Exercise →
Records follow. Pull out every line that contains "aardmetalen".

Information shown →
* * *
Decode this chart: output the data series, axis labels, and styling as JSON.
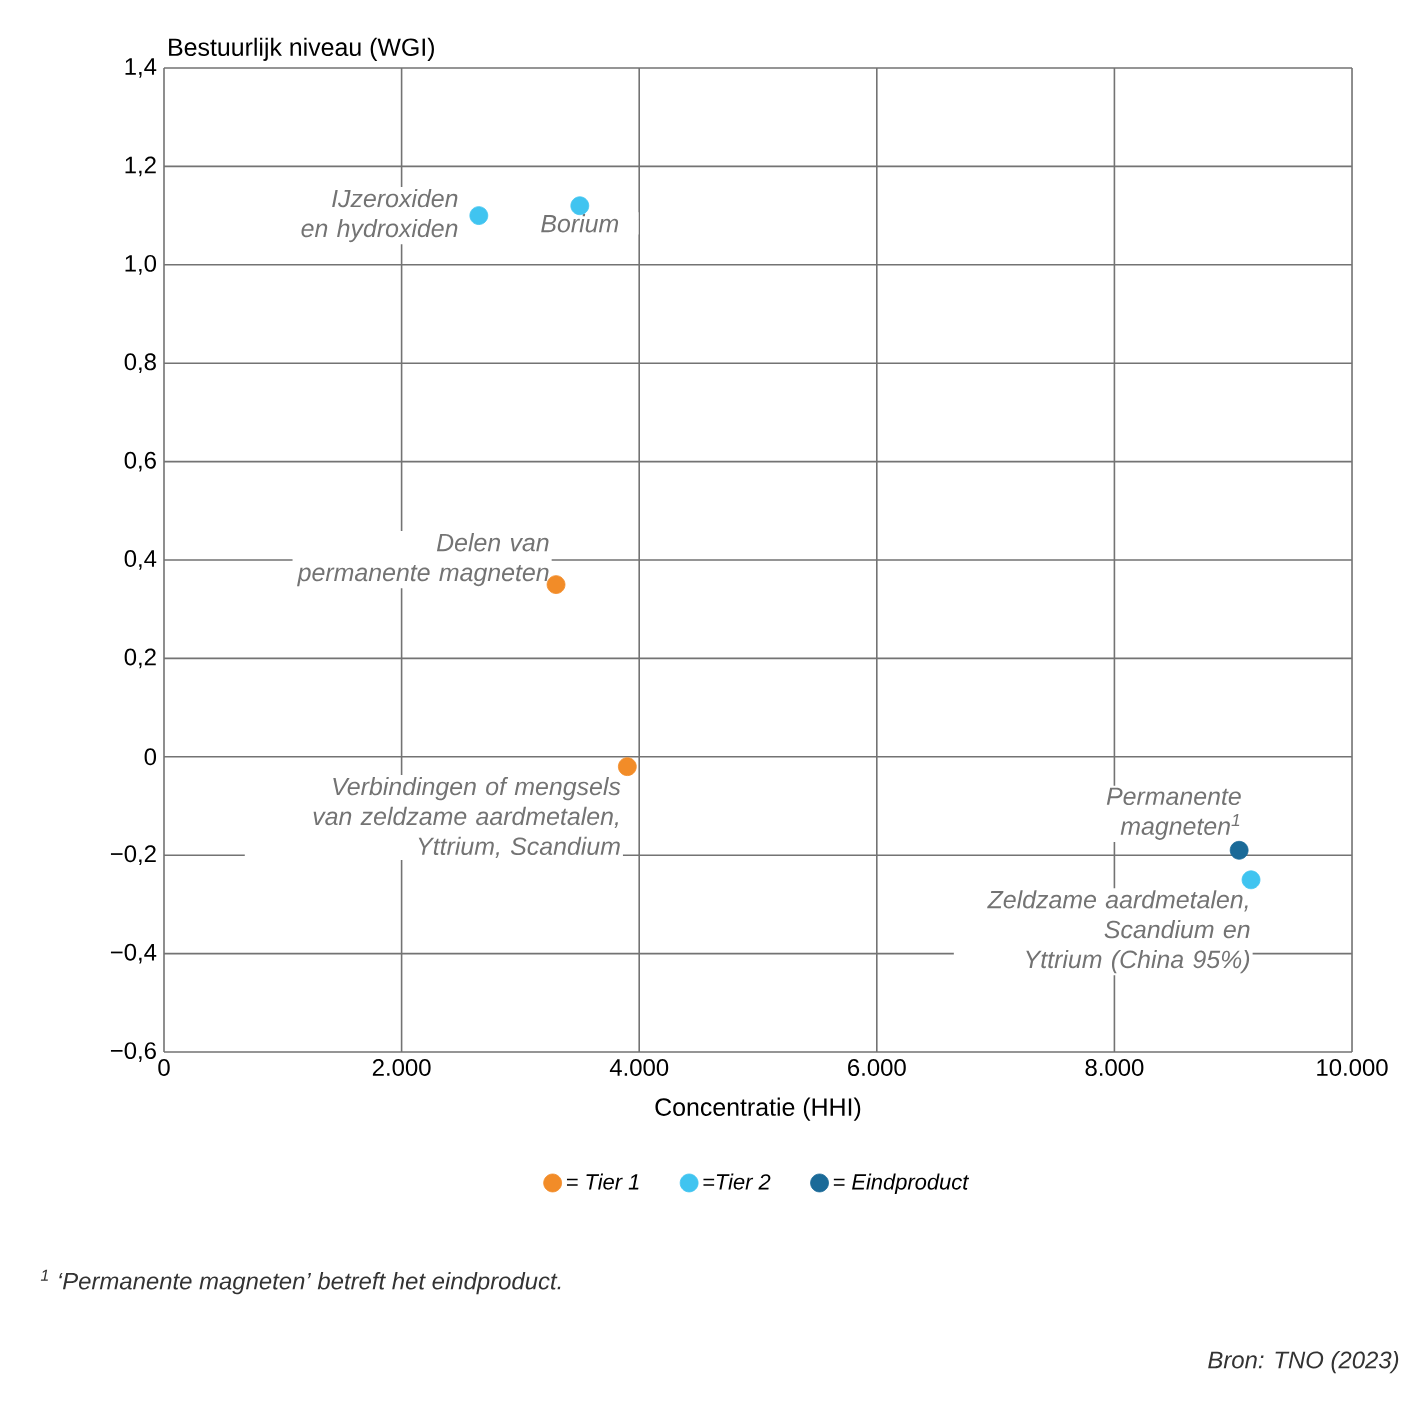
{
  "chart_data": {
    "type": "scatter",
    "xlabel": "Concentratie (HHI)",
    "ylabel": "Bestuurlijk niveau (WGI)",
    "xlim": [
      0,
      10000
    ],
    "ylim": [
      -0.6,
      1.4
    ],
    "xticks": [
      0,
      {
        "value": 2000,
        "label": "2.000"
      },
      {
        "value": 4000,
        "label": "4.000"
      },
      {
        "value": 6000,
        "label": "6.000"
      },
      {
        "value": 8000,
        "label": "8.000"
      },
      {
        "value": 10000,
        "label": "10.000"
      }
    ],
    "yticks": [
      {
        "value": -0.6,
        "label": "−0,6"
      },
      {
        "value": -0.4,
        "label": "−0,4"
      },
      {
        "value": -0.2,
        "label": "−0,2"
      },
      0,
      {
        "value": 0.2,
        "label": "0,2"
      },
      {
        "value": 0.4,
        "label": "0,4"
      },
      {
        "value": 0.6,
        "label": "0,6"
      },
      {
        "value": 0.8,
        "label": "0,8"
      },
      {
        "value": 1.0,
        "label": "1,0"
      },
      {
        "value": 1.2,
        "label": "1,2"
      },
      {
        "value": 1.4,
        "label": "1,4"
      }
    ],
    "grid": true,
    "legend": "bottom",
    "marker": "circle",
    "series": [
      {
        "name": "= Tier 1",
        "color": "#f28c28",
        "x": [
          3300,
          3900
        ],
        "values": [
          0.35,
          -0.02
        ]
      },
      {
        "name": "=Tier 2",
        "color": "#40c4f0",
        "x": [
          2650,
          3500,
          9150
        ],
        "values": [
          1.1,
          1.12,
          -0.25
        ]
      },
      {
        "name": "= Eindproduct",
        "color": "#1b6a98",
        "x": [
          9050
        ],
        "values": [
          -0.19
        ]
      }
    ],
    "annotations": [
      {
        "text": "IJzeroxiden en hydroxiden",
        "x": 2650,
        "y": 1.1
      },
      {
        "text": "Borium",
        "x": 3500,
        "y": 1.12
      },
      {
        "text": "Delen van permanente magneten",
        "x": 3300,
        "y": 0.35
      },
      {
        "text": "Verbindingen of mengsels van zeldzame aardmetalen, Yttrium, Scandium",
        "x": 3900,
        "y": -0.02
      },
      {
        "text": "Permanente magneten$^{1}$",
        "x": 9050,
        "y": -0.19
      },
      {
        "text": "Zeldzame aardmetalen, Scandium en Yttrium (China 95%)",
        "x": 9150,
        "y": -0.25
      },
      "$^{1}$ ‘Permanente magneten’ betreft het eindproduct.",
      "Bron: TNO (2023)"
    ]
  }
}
* * *
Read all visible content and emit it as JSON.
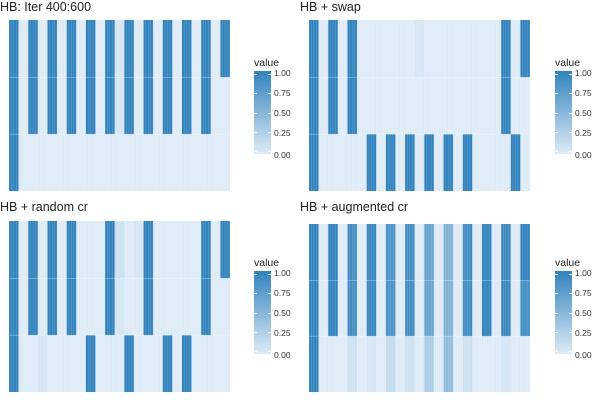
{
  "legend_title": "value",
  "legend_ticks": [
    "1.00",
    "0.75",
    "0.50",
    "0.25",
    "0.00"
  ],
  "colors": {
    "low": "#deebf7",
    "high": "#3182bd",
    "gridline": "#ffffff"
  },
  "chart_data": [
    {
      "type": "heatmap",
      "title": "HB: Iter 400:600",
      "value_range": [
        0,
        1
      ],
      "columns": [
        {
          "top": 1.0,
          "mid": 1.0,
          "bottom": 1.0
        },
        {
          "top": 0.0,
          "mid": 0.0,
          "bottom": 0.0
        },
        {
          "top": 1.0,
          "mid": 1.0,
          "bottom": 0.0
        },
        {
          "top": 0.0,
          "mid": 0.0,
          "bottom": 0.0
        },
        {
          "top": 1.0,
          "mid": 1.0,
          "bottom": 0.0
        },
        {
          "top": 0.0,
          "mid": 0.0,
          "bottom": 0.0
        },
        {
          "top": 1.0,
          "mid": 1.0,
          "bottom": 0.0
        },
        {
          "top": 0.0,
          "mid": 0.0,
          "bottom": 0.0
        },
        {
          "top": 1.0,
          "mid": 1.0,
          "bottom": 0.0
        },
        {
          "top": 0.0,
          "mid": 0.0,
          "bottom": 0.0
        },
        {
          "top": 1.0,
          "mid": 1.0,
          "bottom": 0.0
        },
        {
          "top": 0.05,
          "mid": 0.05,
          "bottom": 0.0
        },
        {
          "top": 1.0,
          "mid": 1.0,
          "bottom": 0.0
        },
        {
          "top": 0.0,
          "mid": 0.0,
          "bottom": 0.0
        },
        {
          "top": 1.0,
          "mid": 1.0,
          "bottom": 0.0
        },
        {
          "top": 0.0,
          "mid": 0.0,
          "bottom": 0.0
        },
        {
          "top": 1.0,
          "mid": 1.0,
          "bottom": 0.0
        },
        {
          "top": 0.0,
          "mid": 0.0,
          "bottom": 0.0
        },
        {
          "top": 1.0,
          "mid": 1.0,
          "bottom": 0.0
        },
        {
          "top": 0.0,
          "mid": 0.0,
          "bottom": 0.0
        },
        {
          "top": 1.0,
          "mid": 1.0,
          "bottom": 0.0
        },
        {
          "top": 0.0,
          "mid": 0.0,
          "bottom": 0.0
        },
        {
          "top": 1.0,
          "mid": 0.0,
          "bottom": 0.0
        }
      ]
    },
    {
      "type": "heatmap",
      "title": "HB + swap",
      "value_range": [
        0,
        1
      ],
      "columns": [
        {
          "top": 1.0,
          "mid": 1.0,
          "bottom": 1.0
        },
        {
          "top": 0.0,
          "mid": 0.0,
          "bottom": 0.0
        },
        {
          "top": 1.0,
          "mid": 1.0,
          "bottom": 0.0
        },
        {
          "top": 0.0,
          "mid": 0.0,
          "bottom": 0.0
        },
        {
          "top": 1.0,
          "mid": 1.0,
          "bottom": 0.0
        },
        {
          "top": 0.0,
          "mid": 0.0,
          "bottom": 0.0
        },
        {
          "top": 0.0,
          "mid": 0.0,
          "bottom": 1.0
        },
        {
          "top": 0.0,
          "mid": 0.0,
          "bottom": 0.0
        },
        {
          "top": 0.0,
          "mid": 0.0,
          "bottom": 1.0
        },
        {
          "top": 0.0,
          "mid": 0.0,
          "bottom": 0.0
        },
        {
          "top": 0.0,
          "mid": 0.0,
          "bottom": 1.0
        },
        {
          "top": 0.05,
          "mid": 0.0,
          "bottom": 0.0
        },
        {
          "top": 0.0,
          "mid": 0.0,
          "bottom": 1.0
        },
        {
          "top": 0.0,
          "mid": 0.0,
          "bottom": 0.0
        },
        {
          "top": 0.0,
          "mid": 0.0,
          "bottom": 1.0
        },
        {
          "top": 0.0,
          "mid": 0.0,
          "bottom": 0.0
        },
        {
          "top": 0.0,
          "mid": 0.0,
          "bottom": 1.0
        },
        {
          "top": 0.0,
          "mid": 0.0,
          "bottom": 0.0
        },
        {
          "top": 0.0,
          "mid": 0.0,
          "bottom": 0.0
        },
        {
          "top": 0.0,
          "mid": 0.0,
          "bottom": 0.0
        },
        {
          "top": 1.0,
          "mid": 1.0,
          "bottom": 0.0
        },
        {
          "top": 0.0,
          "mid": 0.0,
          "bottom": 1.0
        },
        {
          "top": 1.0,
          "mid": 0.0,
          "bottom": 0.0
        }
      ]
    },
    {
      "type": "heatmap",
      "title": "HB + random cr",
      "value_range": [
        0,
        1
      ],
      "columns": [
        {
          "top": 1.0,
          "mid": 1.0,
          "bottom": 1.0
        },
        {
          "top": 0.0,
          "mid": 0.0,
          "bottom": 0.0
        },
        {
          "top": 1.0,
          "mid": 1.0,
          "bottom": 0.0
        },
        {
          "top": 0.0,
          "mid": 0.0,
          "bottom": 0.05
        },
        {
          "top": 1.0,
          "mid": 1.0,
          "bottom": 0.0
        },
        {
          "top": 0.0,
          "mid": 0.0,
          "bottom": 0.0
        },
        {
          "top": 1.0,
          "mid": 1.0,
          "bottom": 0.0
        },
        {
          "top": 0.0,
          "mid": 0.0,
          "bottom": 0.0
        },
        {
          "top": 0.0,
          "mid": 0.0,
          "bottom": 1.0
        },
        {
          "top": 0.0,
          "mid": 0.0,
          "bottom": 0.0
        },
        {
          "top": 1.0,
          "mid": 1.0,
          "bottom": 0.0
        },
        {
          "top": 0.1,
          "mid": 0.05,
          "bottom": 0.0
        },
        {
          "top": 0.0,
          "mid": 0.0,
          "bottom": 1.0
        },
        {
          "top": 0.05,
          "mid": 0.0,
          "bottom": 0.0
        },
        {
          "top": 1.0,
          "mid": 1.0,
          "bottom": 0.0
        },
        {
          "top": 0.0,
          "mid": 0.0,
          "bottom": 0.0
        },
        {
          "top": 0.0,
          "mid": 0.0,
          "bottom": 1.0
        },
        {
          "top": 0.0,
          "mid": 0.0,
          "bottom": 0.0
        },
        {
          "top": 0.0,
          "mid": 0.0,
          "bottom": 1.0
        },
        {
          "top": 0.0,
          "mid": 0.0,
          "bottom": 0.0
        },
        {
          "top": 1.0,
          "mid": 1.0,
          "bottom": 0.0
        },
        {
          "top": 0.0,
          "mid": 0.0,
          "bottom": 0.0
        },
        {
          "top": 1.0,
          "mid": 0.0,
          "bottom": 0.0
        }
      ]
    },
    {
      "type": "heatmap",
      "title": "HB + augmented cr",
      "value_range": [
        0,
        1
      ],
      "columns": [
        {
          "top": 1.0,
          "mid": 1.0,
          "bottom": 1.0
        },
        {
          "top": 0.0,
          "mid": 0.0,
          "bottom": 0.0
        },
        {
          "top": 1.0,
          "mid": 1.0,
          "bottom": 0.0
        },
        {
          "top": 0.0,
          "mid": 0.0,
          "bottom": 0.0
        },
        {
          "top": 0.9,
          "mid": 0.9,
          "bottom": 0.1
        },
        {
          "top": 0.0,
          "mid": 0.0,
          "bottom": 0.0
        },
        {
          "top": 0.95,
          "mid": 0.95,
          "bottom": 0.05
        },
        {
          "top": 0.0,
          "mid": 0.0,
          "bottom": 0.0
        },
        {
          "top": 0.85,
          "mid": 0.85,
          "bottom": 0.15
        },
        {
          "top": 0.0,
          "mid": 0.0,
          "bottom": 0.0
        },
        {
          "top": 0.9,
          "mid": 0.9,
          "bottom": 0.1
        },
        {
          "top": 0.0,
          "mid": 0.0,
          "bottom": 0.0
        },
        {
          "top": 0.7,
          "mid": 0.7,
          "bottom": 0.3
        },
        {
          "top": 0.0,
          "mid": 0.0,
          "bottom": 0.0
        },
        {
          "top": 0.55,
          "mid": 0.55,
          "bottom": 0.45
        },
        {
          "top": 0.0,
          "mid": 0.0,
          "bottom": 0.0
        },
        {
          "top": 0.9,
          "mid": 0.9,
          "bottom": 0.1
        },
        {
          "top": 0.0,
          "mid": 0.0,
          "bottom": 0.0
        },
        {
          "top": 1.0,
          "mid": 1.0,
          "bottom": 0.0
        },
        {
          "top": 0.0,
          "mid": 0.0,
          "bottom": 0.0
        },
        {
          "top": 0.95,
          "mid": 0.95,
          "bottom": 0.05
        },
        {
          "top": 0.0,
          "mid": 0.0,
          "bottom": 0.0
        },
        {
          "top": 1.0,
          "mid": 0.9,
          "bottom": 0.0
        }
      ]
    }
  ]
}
* * *
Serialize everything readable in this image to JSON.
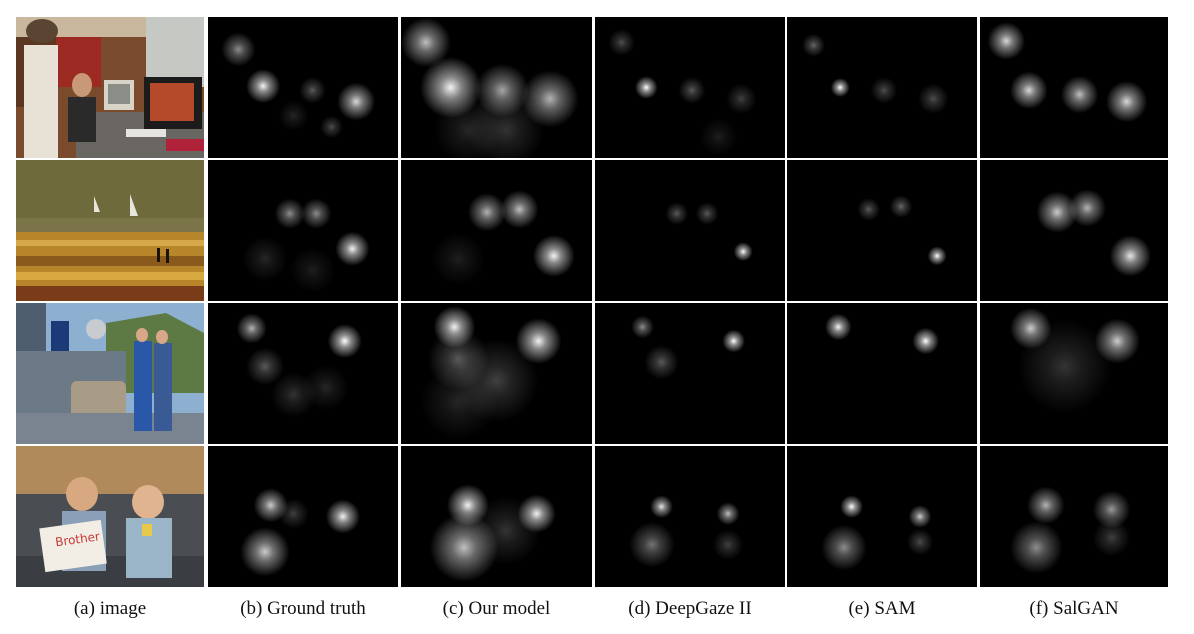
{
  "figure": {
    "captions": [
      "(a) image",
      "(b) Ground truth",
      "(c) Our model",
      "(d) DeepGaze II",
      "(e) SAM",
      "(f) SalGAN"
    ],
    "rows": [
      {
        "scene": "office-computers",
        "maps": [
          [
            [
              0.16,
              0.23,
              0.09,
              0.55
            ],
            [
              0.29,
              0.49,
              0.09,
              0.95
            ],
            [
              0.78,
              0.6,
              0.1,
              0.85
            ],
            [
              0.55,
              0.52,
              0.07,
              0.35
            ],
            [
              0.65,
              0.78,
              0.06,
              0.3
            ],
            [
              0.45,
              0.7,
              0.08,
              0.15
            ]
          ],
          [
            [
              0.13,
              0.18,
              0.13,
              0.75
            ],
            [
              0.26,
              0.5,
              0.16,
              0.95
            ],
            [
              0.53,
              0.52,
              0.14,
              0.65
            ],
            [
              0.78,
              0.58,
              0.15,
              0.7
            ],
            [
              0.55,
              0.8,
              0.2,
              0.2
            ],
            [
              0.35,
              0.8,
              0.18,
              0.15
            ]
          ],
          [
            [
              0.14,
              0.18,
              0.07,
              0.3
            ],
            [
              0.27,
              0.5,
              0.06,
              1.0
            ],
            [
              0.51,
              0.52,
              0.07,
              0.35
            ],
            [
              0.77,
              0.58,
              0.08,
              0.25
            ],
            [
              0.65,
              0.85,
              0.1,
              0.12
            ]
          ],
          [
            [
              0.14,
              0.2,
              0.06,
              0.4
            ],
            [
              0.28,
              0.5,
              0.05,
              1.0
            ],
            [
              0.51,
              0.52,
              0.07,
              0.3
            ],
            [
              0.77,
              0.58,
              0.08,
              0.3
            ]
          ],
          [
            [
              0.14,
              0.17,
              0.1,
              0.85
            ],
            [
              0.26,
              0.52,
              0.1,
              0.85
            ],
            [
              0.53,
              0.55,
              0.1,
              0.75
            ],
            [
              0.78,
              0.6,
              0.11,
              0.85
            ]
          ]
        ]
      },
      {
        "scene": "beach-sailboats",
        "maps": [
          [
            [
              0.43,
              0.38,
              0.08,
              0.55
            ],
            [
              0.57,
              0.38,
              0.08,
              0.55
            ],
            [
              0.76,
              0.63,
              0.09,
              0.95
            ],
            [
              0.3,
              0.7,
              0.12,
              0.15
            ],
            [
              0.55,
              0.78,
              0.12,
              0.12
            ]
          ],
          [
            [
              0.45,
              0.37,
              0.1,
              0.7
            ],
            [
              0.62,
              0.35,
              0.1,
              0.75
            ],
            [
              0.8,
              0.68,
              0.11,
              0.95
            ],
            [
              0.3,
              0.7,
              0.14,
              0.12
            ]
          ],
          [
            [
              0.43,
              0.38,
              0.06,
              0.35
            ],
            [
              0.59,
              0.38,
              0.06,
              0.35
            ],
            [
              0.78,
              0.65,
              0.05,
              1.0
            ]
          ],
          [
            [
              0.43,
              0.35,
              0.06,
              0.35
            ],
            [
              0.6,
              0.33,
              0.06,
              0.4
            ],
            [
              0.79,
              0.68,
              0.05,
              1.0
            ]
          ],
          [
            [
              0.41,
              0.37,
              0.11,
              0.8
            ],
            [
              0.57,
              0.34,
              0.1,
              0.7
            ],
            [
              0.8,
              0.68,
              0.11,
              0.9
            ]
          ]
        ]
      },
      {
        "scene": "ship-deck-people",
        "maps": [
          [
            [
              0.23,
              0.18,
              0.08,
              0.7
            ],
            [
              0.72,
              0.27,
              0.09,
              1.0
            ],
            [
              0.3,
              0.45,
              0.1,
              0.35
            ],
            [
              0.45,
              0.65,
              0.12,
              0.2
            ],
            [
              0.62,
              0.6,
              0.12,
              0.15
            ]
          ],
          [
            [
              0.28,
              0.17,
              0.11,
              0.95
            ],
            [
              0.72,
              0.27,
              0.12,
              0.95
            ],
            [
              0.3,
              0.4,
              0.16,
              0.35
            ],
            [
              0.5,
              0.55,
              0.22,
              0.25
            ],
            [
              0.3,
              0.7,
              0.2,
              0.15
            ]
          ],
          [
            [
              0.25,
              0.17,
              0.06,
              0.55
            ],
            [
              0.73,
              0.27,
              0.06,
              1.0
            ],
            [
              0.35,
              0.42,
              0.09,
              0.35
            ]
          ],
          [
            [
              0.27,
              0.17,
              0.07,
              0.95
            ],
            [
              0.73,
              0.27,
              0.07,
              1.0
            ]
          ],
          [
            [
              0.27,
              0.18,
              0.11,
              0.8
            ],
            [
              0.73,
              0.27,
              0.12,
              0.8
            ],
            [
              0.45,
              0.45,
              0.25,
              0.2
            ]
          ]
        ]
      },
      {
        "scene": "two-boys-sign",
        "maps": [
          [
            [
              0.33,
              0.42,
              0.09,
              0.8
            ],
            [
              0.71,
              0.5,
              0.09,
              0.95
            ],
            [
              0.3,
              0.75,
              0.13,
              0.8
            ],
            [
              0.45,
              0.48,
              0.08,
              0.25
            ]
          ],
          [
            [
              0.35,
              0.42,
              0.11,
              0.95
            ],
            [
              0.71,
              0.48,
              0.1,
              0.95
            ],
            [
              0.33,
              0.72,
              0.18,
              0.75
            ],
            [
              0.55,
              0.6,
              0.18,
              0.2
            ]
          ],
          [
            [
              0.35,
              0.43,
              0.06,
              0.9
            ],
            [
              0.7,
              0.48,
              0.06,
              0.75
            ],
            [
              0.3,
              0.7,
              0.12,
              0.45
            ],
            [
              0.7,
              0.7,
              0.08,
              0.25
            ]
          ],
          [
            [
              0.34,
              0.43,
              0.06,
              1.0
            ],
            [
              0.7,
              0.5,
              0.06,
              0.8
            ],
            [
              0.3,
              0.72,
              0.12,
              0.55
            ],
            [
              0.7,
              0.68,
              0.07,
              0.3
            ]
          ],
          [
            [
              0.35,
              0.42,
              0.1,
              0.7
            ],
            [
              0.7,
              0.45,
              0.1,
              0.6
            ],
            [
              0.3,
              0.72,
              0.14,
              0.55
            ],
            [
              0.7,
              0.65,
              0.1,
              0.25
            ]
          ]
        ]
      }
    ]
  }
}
* * *
The response →
        "text": "Verbindingen of mengsels van zeldzame aardmetalen, Yttrium, Scandium",
        "text": "Zeldzame aardmetalen, Scandium en Yttrium (China 95%)",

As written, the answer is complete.